## [What the task requires]
Write out all lines holding the word "Portugal".

─── Listing ───

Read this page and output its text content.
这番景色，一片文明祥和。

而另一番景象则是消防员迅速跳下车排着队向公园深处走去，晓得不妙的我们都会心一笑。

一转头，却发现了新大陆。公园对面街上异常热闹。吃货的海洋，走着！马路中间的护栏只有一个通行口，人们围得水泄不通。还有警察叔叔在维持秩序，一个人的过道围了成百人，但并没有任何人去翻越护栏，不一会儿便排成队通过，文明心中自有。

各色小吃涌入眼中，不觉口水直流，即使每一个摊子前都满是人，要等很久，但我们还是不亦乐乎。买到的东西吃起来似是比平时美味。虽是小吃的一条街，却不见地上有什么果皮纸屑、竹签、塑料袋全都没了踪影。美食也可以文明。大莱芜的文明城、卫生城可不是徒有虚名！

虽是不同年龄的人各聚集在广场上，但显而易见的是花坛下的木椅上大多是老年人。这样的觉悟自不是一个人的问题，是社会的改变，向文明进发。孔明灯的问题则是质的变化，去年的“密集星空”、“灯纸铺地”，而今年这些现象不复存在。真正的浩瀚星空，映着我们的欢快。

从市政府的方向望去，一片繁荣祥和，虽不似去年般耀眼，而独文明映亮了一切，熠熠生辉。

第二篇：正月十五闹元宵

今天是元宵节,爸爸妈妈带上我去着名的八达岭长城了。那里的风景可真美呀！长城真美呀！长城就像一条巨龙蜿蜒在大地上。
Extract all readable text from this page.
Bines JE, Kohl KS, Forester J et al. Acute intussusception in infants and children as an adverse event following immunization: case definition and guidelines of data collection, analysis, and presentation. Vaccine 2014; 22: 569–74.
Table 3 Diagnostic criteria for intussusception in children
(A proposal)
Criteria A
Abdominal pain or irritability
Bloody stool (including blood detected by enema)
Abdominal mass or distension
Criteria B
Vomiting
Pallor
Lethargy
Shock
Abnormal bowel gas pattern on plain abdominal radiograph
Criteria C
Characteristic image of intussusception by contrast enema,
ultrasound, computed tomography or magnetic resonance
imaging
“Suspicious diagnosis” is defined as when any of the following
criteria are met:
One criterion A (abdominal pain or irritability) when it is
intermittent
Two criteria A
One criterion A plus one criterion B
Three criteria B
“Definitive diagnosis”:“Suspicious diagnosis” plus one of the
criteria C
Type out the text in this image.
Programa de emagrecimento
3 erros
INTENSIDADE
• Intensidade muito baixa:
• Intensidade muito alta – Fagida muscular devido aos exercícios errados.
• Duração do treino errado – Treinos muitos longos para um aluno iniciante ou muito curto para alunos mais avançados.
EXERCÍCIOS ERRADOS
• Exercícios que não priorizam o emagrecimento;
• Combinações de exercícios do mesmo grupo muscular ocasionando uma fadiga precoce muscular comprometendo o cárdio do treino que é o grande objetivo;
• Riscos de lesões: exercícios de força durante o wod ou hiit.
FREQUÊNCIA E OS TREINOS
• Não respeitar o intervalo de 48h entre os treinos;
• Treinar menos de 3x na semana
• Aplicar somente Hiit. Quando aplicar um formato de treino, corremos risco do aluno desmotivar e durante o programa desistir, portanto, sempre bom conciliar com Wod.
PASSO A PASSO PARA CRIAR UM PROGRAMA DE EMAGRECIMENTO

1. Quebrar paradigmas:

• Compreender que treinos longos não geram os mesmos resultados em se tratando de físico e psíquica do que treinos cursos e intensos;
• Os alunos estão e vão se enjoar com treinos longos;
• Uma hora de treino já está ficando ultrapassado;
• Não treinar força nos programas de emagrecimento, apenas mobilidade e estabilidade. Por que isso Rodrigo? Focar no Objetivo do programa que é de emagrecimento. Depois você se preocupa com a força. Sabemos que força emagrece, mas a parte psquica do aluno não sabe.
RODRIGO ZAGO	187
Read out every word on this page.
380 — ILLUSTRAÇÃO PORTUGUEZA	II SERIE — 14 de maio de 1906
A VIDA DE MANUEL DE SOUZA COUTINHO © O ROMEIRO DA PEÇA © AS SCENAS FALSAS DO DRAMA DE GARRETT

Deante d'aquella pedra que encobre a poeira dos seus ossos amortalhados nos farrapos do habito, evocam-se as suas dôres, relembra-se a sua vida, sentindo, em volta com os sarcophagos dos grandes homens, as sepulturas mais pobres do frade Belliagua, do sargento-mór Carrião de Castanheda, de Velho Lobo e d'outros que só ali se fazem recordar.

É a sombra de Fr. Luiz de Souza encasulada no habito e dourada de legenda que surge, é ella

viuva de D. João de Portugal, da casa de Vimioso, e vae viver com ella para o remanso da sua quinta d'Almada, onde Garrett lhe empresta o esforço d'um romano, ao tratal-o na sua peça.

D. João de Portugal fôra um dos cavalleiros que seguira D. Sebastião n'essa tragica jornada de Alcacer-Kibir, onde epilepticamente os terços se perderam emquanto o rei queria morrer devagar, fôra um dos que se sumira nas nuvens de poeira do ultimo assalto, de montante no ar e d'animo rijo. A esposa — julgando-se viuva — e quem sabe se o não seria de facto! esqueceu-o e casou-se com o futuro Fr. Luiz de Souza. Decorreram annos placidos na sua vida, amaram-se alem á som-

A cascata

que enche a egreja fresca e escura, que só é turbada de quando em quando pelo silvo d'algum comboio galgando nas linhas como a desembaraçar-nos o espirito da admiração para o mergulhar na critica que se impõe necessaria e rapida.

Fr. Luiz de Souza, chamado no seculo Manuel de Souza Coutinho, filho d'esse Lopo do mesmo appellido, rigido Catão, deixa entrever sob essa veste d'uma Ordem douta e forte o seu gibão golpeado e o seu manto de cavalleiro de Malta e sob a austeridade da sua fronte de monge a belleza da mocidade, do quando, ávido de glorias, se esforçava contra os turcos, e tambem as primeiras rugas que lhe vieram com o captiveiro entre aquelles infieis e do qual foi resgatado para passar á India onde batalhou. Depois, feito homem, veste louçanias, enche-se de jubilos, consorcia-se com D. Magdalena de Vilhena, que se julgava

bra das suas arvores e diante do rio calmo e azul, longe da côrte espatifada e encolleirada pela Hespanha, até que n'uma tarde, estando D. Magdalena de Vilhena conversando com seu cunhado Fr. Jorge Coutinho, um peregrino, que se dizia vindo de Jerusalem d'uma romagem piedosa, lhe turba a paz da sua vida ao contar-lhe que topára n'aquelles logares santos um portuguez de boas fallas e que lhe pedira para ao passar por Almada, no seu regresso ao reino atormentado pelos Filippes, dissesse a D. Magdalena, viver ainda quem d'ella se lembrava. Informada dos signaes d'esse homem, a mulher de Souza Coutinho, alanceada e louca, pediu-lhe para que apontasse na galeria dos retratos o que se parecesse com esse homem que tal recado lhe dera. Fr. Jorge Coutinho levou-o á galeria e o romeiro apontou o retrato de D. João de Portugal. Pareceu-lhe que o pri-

───

## [Exercise answer]
viuva de D. João de Portugal, da casa de Vimioso, e vae viver com ella para o remanso da sua quinta d'Almada, onde Garrett lhe empresta o esforço d'um romano, ao tratal-o na sua peça.
D. João de Portugal fôra um dos cavalleiros que seguira D. Sebastião n'essa tragica jornada de Alcacer-Kibir, onde epilepticamente os terços se perderam emquanto o rei queria morrer devagar, fôra um dos que se sumira nas nuvens de poeira do ultimo assalto, de montante no ar e d'animo rijo. A esposa — julgando-se viuva — e quem sabe se o não seria de facto! esqueceu-o e casou-se com o futuro Fr. Luiz de Souza. Decorreram annos placidos na sua vida, amaram-se alem á som-
bra das suas arvores e diante do rio calmo e azul, longe da côrte espatifada e encolleirada pela Hespanha, até que n'uma tarde, estando D. Magdalena de Vilhena conversando com seu cunhado Fr. Jorge Coutinho, um peregrino, que se dizia vindo de Jerusalem d'uma romagem piedosa, lhe turba a paz da sua vida ao contar-lhe que topára n'aquelles logares santos um portuguez de boas fallas e que lhe pedira para ao passar por Almada, no seu regresso ao reino atormentado pelos Filippes, dissesse a D. Magdalena, viver ainda quem d'ella se lembrava. Informada dos signaes d'esse homem, a mulher de Souza Coutinho, alanceada e louca, pediu-lhe para que apontasse na galeria dos retratos o que se parecesse com esse homem que tal recado lhe dera. Fr. Jorge Coutinho levou-o á galeria e o romeiro apontou o retrato de D. João de Portugal. Pareceu-lhe que o pri-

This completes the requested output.